§ EXERCISE
All of the records below should be output exactly.

§ DATA SECTION

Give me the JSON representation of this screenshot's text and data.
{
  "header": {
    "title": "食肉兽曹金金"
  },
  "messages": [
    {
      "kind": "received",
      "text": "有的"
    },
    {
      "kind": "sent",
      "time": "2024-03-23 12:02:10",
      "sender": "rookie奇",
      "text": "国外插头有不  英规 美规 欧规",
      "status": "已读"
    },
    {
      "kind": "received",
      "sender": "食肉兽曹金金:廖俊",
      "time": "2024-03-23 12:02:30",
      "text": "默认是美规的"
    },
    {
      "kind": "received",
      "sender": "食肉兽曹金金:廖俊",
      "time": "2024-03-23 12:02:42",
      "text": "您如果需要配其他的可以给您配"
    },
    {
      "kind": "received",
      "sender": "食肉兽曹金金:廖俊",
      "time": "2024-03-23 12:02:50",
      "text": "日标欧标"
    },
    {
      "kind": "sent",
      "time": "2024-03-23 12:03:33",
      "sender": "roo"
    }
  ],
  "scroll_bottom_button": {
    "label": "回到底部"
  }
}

§ REPLY TO THE TASK
Give me the JSON representation of this screenshot's text and data.
{
  "header": {
    "title": "食肉兽曹金金"
  },
  "messages": [
    {
      "kind": "received",
      "text": "有的"
    },
    {
      "kind": "sent",
      "time": "2024-03-23 12:02:10",
      "sender": "rookie奇",
      "text": "国外插头有不  英规 美规 欧规",
      "status": "已读"
    },
    {
      "kind": "received",
      "sender": "食肉兽曹金金:廖俊",
      "time": "2024-03-23 12:02:30",
      "text": "默认是美规的"
    },
    {
      "kind": "received",
      "sender": "食肉兽曹金金:廖俊",
      "time": "2024-03-23 12:02:42",
      "text": "您如果需要配其他的可以给您配"
    },
    {
      "kind": "received",
      "sender": "食肉兽曹金金:廖俊",
      "time": "2024-03-23 12:02:50",
      "text": "日标欧标"
    },
    {
      "kind": "sent",
      "time": "2024-03-23 12:03:33",
      "sender": "roo"
    }
  ],
  "scroll_bottom_button": {
    "label": "回到底部"
  }
}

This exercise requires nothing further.